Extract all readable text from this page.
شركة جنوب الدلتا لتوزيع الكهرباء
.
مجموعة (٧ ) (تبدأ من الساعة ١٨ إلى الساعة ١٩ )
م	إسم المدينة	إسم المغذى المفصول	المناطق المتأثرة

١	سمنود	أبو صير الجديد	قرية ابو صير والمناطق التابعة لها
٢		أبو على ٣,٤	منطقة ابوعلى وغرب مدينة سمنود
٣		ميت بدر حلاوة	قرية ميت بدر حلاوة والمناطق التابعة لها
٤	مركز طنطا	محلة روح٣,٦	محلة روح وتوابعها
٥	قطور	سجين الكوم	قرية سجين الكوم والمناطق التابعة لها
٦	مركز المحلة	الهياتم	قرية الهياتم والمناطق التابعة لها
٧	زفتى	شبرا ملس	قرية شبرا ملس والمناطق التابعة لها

**Given task**: Copy out every line from the material above in which the word "قرية" appears.

**Correct answer**:
١	سمنود	أبو صير الجديد	قرية ابو صير والمناطق التابعة لها
٣		ميت بدر حلاوة	قرية ميت بدر حلاوة والمناطق التابعة لها
٥	قطور	سجين الكوم	قرية سجين الكوم والمناطق التابعة لها
٦	مركز المحلة	الهياتم	قرية الهياتم والمناطق التابعة لها
٧	زفتى	شبرا ملس	قرية شبرا ملس والمناطق التابعة لها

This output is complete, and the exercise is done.